(Records drawn from a dataset)
▬▬▬▬▬▬▬▬▬▬

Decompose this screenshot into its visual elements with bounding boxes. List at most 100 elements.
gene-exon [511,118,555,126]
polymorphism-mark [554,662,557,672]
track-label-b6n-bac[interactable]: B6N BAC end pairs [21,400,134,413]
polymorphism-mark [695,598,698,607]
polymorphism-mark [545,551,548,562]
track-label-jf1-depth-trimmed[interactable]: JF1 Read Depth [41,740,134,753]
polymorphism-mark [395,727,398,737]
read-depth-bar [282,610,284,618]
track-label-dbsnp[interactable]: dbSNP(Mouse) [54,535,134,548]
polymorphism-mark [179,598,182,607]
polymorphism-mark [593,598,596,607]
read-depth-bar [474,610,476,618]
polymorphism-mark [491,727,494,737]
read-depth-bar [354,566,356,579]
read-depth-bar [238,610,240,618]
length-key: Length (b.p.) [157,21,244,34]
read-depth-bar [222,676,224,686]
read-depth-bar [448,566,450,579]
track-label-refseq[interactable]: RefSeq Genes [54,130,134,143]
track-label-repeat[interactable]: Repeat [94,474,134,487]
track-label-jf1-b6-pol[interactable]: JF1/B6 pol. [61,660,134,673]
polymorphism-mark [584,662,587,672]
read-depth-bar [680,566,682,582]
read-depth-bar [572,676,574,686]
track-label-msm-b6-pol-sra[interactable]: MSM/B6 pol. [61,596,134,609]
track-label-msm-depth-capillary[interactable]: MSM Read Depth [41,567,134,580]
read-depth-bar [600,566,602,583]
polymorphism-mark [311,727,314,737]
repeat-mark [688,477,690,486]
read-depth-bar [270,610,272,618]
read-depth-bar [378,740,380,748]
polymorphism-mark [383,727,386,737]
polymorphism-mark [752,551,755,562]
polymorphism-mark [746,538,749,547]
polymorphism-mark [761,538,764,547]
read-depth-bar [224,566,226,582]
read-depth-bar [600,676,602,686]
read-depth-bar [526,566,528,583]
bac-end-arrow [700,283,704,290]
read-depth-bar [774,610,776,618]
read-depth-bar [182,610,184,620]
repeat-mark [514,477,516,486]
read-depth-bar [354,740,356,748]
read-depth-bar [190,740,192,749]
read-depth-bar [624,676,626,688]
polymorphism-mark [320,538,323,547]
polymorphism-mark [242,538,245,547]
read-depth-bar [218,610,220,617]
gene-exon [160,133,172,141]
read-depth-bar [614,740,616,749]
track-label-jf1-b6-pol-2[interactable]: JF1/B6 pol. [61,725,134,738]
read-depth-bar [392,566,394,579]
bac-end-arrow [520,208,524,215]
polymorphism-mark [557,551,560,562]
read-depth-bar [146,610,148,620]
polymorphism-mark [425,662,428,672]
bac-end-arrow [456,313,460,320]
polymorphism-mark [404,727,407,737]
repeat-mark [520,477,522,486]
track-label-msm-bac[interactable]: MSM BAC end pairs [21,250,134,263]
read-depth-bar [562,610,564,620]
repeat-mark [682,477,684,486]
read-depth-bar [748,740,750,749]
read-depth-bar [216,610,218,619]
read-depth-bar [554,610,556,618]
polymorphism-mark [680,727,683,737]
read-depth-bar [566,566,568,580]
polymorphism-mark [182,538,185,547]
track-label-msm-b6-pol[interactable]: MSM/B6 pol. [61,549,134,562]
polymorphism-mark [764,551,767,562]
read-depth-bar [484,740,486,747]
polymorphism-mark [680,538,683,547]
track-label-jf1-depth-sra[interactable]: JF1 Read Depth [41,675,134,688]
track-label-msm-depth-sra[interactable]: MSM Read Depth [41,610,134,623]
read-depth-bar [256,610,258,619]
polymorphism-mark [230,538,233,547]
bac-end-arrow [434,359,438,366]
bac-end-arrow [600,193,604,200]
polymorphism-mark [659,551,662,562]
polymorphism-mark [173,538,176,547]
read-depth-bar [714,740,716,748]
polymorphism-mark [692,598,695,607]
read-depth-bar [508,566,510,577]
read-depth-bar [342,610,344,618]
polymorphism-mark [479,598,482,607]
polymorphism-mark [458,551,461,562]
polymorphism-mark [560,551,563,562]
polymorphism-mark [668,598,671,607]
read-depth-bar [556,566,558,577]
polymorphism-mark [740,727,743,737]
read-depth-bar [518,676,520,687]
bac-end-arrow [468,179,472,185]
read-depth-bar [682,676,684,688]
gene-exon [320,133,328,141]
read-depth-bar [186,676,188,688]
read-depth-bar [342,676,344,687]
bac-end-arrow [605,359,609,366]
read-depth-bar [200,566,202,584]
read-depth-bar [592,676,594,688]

▬▬▬▬▬▬▬▬▬▬

* **WHAT YOU HAVE TO DO**: Copy all the entries exactly.

* **WRITTEN REPLY**:
Decompose this screenshot into its visual elements with bounding boxes. List at most 100 elements.
gene-exon [511,118,555,126]
polymorphism-mark [554,662,557,672]
track-label-b6n-bac[interactable]: B6N BAC end pairs [21,400,134,413]
polymorphism-mark [695,598,698,607]
polymorphism-mark [545,551,548,562]
track-label-jf1-depth-trimmed[interactable]: JF1 Read Depth [41,740,134,753]
polymorphism-mark [395,727,398,737]
read-depth-bar [282,610,284,618]
track-label-dbsnp[interactable]: dbSNP(Mouse) [54,535,134,548]
polymorphism-mark [179,598,182,607]
polymorphism-mark [593,598,596,607]
read-depth-bar [474,610,476,618]
polymorphism-mark [491,727,494,737]
read-depth-bar [354,566,356,579]
read-depth-bar [238,610,240,618]
length-key: Length (b.p.) [157,21,244,34]
read-depth-bar [222,676,224,686]
read-depth-bar [448,566,450,579]
track-label-refseq[interactable]: RefSeq Genes [54,130,134,143]
track-label-repeat[interactable]: Repeat [94,474,134,487]
track-label-jf1-b6-pol[interactable]: JF1/B6 pol. [61,660,134,673]
polymorphism-mark [584,662,587,672]
read-depth-bar [680,566,682,582]
read-depth-bar [572,676,574,686]
track-label-msm-b6-pol-sra[interactable]: MSM/B6 pol. [61,596,134,609]
track-label-msm-depth-capillary[interactable]: MSM Read Depth [41,567,134,580]
read-depth-bar [600,566,602,583]
polymorphism-mark [311,727,314,737]
repeat-mark [688,477,690,486]
read-depth-bar [270,610,272,618]
read-depth-bar [378,740,380,748]
polymorphism-mark [383,727,386,737]
polymorphism-mark [752,551,755,562]
polymorphism-mark [746,538,749,547]
polymorphism-mark [761,538,764,547]
read-depth-bar [224,566,226,582]
read-depth-bar [600,676,602,686]
read-depth-bar [526,566,528,583]
bac-end-arrow [700,283,704,290]
read-depth-bar [774,610,776,618]
read-depth-bar [182,610,184,620]
repeat-mark [514,477,516,486]
read-depth-bar [354,740,356,748]
read-depth-bar [190,740,192,749]
read-depth-bar [624,676,626,688]
polymorphism-mark [320,538,323,547]
polymorphism-mark [242,538,245,547]
read-depth-bar [218,610,220,617]
gene-exon [160,133,172,141]
read-depth-bar [614,740,616,749]
track-label-jf1-b6-pol-2[interactable]: JF1/B6 pol. [61,725,134,738]
read-depth-bar [392,566,394,579]
bac-end-arrow [520,208,524,215]
polymorphism-mark [557,551,560,562]
read-depth-bar [146,610,148,620]
polymorphism-mark [425,662,428,672]
bac-end-arrow [456,313,460,320]
polymorphism-mark [404,727,407,737]
repeat-mark [520,477,522,486]
track-label-msm-bac[interactable]: MSM BAC end pairs [21,250,134,263]
read-depth-bar [562,610,564,620]
repeat-mark [682,477,684,486]
read-depth-bar [748,740,750,749]
read-depth-bar [216,610,218,619]
read-depth-bar [554,610,556,618]
polymorphism-mark [680,727,683,737]
read-depth-bar [566,566,568,580]
polymorphism-mark [182,538,185,547]
track-label-msm-b6-pol[interactable]: MSM/B6 pol. [61,549,134,562]
polymorphism-mark [764,551,767,562]
read-depth-bar [484,740,486,747]
polymorphism-mark [680,538,683,547]
track-label-jf1-depth-sra[interactable]: JF1 Read Depth [41,675,134,688]
track-label-msm-depth-sra[interactable]: MSM Read Depth [41,610,134,623]
read-depth-bar [256,610,258,619]
polymorphism-mark [230,538,233,547]
bac-end-arrow [434,359,438,366]
bac-end-arrow [600,193,604,200]
polymorphism-mark [659,551,662,562]
polymorphism-mark [173,538,176,547]
read-depth-bar [714,740,716,748]
polymorphism-mark [692,598,695,607]
read-depth-bar [508,566,510,577]
read-depth-bar [342,610,344,618]
polymorphism-mark [479,598,482,607]
polymorphism-mark [458,551,461,562]
polymorphism-mark [560,551,563,562]
polymorphism-mark [668,598,671,607]
read-depth-bar [556,566,558,577]
polymorphism-mark [740,727,743,737]
read-depth-bar [518,676,520,687]
bac-end-arrow [468,179,472,185]
read-depth-bar [682,676,684,688]
gene-exon [320,133,328,141]
read-depth-bar [186,676,188,688]
read-depth-bar [342,676,344,687]
bac-end-arrow [605,359,609,366]
read-depth-bar [200,566,202,584]
read-depth-bar [592,676,594,688]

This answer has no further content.